WORK TO BE COMPLETED
Repeat the data verbatim.

Figure data in JSON
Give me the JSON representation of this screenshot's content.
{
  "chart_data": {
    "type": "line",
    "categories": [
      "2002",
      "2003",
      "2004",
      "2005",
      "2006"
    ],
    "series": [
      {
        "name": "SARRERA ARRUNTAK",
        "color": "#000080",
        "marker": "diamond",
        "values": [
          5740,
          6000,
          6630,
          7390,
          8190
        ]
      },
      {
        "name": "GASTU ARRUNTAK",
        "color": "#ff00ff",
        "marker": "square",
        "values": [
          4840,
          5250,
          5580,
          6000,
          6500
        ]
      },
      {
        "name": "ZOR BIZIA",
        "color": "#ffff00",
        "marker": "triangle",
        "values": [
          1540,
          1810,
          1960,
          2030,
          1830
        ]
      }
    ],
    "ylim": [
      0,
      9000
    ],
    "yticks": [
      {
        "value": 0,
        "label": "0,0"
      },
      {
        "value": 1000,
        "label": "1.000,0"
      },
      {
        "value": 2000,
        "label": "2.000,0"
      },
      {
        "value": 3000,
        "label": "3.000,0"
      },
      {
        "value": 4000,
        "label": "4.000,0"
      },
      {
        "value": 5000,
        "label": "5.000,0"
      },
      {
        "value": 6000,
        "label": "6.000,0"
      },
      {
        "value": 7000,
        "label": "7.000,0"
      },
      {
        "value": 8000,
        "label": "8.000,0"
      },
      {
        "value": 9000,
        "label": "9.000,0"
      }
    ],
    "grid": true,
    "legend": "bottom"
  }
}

REPLY TO THE EXERCISE
Give me the JSON representation of this screenshot's content.
{
  "chart_data": {
    "type": "line",
    "categories": [
      "2002",
      "2003",
      "2004",
      "2005",
      "2006"
    ],
    "series": [
      {
        "name": "SARRERA ARRUNTAK",
        "color": "#000080",
        "marker": "diamond",
        "values": [
          5740,
          6000,
          6630,
          7390,
          8190
        ]
      },
      {
        "name": "GASTU ARRUNTAK",
        "color": "#ff00ff",
        "marker": "square",
        "values": [
          4840,
          5250,
          5580,
          6000,
          6500
        ]
      },
      {
        "name": "ZOR BIZIA",
        "color": "#ffff00",
        "marker": "triangle",
        "values": [
          1540,
          1810,
          1960,
          2030,
          1830
        ]
      }
    ],
    "ylim": [
      0,
      9000
    ],
    "yticks": [
      {
        "value": 0,
        "label": "0,0"
      },
      {
        "value": 1000,
        "label": "1.000,0"
      },
      {
        "value": 2000,
        "label": "2.000,0"
      },
      {
        "value": 3000,
        "label": "3.000,0"
      },
      {
        "value": 4000,
        "label": "4.000,0"
      },
      {
        "value": 5000,
        "label": "5.000,0"
      },
      {
        "value": 6000,
        "label": "6.000,0"
      },
      {
        "value": 7000,
        "label": "7.000,0"
      },
      {
        "value": 8000,
        "label": "8.000,0"
      },
      {
        "value": 9000,
        "label": "9.000,0"
      }
    ],
    "grid": true,
    "legend": "bottom"
  }
}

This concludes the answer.